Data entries
********************

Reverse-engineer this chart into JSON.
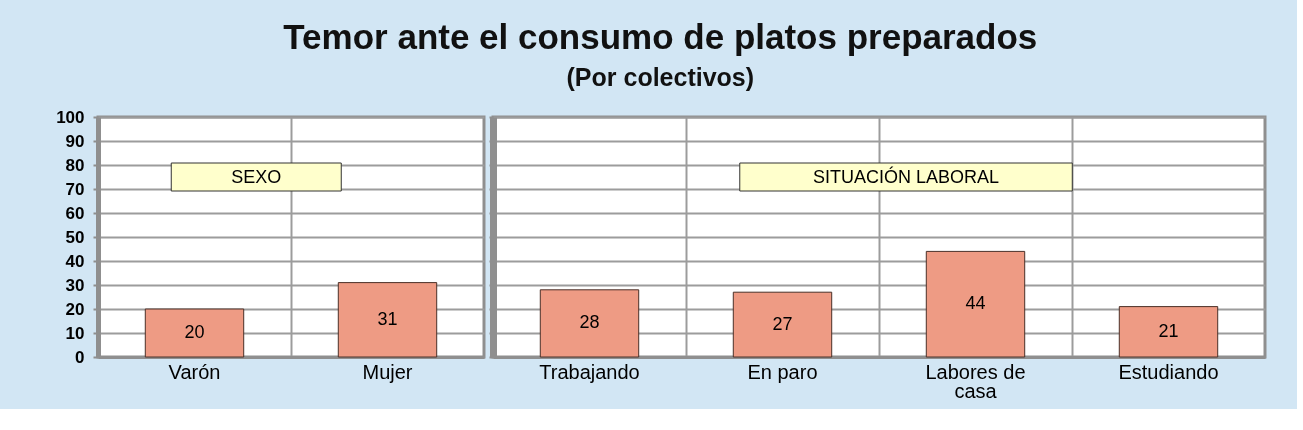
{
  "chart_data": [
    {
      "type": "bar",
      "annotations": [
        "SEXO"
      ],
      "categories": [
        "Varón",
        "Mujer"
      ],
      "values": [
        20,
        31
      ],
      "color": "#ee9b84",
      "data_labels": true,
      "ylim": [
        0,
        100
      ],
      "yticks": [
        0,
        10,
        20,
        30,
        40,
        50,
        60,
        70,
        80,
        90,
        100
      ],
      "grid": true
    },
    {
      "type": "bar",
      "title": "Temor ante el consumo de platos preparados",
      "subtitle": "(Por colectivos)",
      "annotations": [
        "SITUACIÓN LABORAL"
      ],
      "categories": [
        "Trabajando",
        "En paro",
        "Labores de casa",
        "Estudiando"
      ],
      "values": [
        28,
        27,
        44,
        21
      ],
      "color": "#ee9b84",
      "data_labels": true,
      "ylim": [
        0,
        100
      ],
      "yticks": [
        0,
        10,
        20,
        30,
        40,
        50,
        60,
        70,
        80,
        90,
        100
      ],
      "grid": true,
      "tick_labels": "x"
    }
  ]
}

********************

== Stated exercise ==
Copy every line of the data exactly as written, excluding the pictures.

== Correct output ==
Reverse-engineer this chart into JSON.
{
  "chart_data": [
    {
      "type": "bar",
      "annotations": [
        "SEXO"
      ],
      "categories": [
        "Varón",
        "Mujer"
      ],
      "values": [
        20,
        31
      ],
      "color": "#ee9b84",
      "data_labels": true,
      "ylim": [
        0,
        100
      ],
      "yticks": [
        0,
        10,
        20,
        30,
        40,
        50,
        60,
        70,
        80,
        90,
        100
      ],
      "grid": true
    },
    {
      "type": "bar",
      "title": "Temor ante el consumo de platos preparados",
      "subtitle": "(Por colectivos)",
      "annotations": [
        "SITUACIÓN LABORAL"
      ],
      "categories": [
        "Trabajando",
        "En paro",
        "Labores de casa",
        "Estudiando"
      ],
      "values": [
        28,
        27,
        44,
        21
      ],
      "color": "#ee9b84",
      "data_labels": true,
      "ylim": [
        0,
        100
      ],
      "yticks": [
        0,
        10,
        20,
        30,
        40,
        50,
        60,
        70,
        80,
        90,
        100
      ],
      "grid": true,
      "tick_labels": "x"
    }
  ]
}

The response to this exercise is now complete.